Given problem:
Work out how many lines of the data hold the string "IEEE", and reply with that number alone.

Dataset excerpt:

• • •

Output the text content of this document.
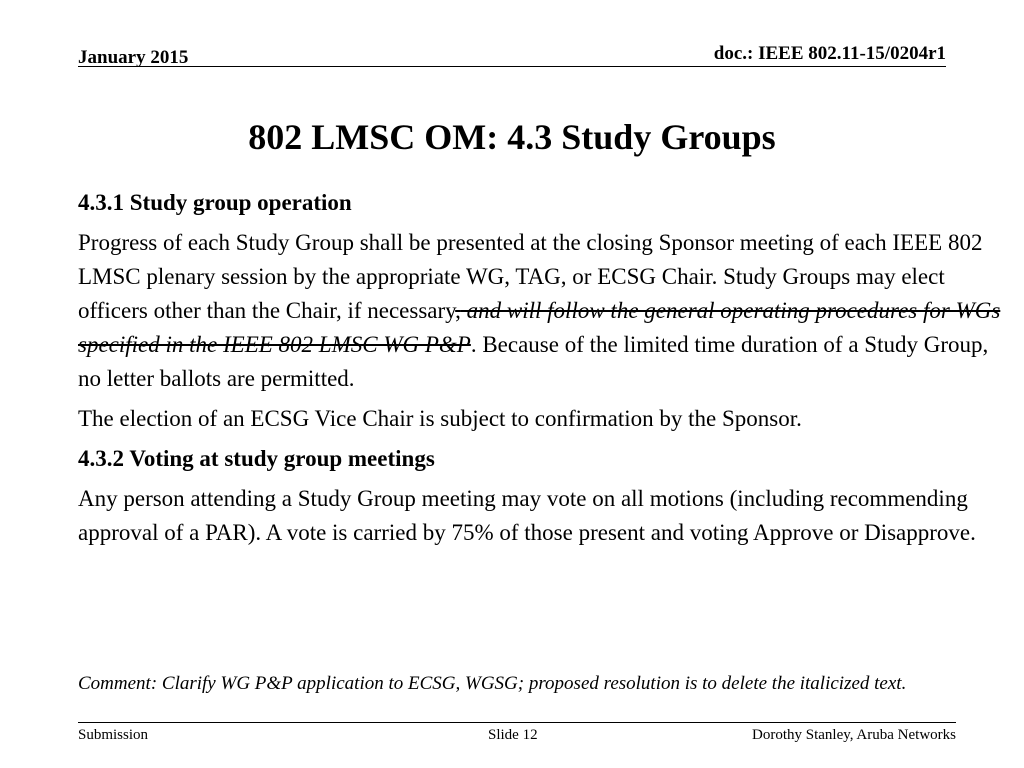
January 2015	doc.: IEEE 802.11-15/0204r1
802 LMSC OM: 4.3 Study Groups

4.3.1 Study group operation

Progress of each Study Group shall be presented at the closing Sponsor meeting of each IEEE 802 LMSC plenary session by the appropriate WG, TAG, or ECSG Chair. Study Groups may elect officers other than the Chair, if necessary, and will follow the general operating procedures for WGs specified in the IEEE 802 LMSC WG P&P. Because of the limited time duration of a Study Group, no letter ballots are permitted.

The election of an ECSG Vice Chair is subject to confirmation by the Sponsor.

4.3.2 Voting at study group meetings

Any person attending a Study Group meeting may vote on all motions (including recommending approval of a PAR). A vote is carried by 75% of those present and voting Approve or Disapprove.

Comment: Clarify WG P&P application to ECSG, WGSG; proposed resolution is to delete the italicized text.
Submission	Slide 12	Dorothy Stanley, Aruba Networks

• • •

The completed task:
2